_DIRECTION:_
Print the listing as it stands, omitting all images.

....

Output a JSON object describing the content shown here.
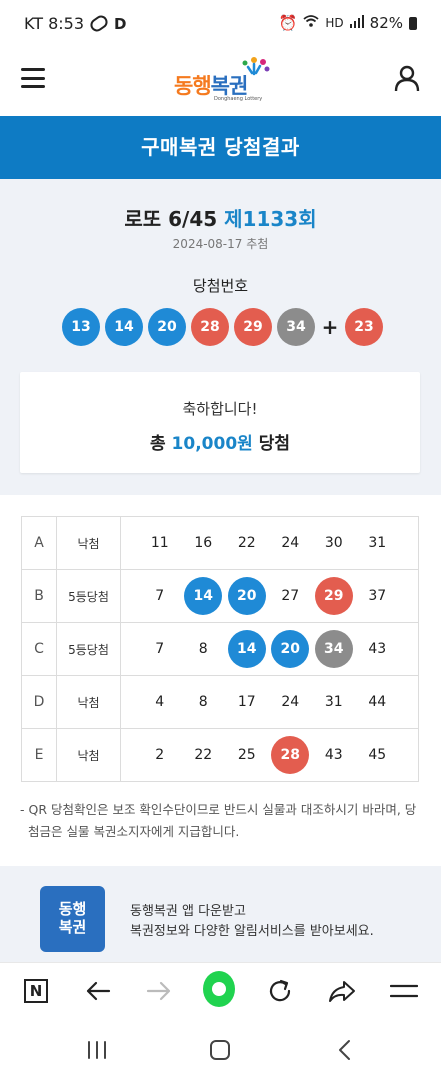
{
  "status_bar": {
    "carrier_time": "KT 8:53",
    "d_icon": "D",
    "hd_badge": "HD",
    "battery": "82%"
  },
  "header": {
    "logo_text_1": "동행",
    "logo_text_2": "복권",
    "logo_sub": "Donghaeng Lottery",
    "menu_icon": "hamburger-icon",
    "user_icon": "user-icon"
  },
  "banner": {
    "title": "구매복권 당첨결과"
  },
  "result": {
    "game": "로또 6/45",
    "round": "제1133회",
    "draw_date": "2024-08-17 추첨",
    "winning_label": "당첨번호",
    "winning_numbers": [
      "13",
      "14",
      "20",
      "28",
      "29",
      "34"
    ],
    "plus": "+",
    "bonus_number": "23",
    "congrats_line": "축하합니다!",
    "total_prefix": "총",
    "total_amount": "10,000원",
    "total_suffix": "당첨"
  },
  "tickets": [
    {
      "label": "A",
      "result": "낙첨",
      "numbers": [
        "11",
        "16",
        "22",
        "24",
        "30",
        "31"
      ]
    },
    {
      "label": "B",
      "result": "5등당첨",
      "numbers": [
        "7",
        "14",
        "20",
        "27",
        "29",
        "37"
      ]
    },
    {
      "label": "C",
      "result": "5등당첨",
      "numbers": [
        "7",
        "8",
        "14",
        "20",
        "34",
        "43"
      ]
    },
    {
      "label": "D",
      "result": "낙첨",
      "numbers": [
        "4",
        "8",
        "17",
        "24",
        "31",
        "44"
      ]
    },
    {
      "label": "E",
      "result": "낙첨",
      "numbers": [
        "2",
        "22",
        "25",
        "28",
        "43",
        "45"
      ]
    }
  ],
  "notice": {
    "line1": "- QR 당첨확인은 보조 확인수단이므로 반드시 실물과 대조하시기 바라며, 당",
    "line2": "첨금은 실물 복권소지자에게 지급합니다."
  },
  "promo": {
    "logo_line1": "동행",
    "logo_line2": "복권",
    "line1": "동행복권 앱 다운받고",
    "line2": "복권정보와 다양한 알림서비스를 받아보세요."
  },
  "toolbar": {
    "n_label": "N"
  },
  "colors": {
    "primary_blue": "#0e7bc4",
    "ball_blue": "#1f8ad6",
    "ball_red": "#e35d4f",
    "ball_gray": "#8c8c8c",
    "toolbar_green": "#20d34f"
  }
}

....

_COMPLETE RESPONSE:_
Output a JSON object describing the content shown here.
{
  "status_bar": {
    "carrier_time": "KT 8:53",
    "d_icon": "D",
    "hd_badge": "HD",
    "battery": "82%"
  },
  "header": {
    "logo_text_1": "동행",
    "logo_text_2": "복권",
    "logo_sub": "Donghaeng Lottery",
    "menu_icon": "hamburger-icon",
    "user_icon": "user-icon"
  },
  "banner": {
    "title": "구매복권 당첨결과"
  },
  "result": {
    "game": "로또 6/45",
    "round": "제1133회",
    "draw_date": "2024-08-17 추첨",
    "winning_label": "당첨번호",
    "winning_numbers": [
      "13",
      "14",
      "20",
      "28",
      "29",
      "34"
    ],
    "plus": "+",
    "bonus_number": "23",
    "congrats_line": "축하합니다!",
    "total_prefix": "총",
    "total_amount": "10,000원",
    "total_suffix": "당첨"
  },
  "tickets": [
    {
      "label": "A",
      "result": "낙첨",
      "numbers": [
        "11",
        "16",
        "22",
        "24",
        "30",
        "31"
      ]
    },
    {
      "label": "B",
      "result": "5등당첨",
      "numbers": [
        "7",
        "14",
        "20",
        "27",
        "29",
        "37"
      ]
    },
    {
      "label": "C",
      "result": "5등당첨",
      "numbers": [
        "7",
        "8",
        "14",
        "20",
        "34",
        "43"
      ]
    },
    {
      "label": "D",
      "result": "낙첨",
      "numbers": [
        "4",
        "8",
        "17",
        "24",
        "31",
        "44"
      ]
    },
    {
      "label": "E",
      "result": "낙첨",
      "numbers": [
        "2",
        "22",
        "25",
        "28",
        "43",
        "45"
      ]
    }
  ],
  "notice": {
    "line1": "- QR 당첨확인은 보조 확인수단이므로 반드시 실물과 대조하시기 바라며, 당",
    "line2": "첨금은 실물 복권소지자에게 지급합니다."
  },
  "promo": {
    "logo_line1": "동행",
    "logo_line2": "복권",
    "line1": "동행복권 앱 다운받고",
    "line2": "복권정보와 다양한 알림서비스를 받아보세요."
  },
  "toolbar": {
    "n_label": "N"
  },
  "colors": {
    "primary_blue": "#0e7bc4",
    "ball_blue": "#1f8ad6",
    "ball_red": "#e35d4f",
    "ball_gray": "#8c8c8c",
    "toolbar_green": "#20d34f"
  }
}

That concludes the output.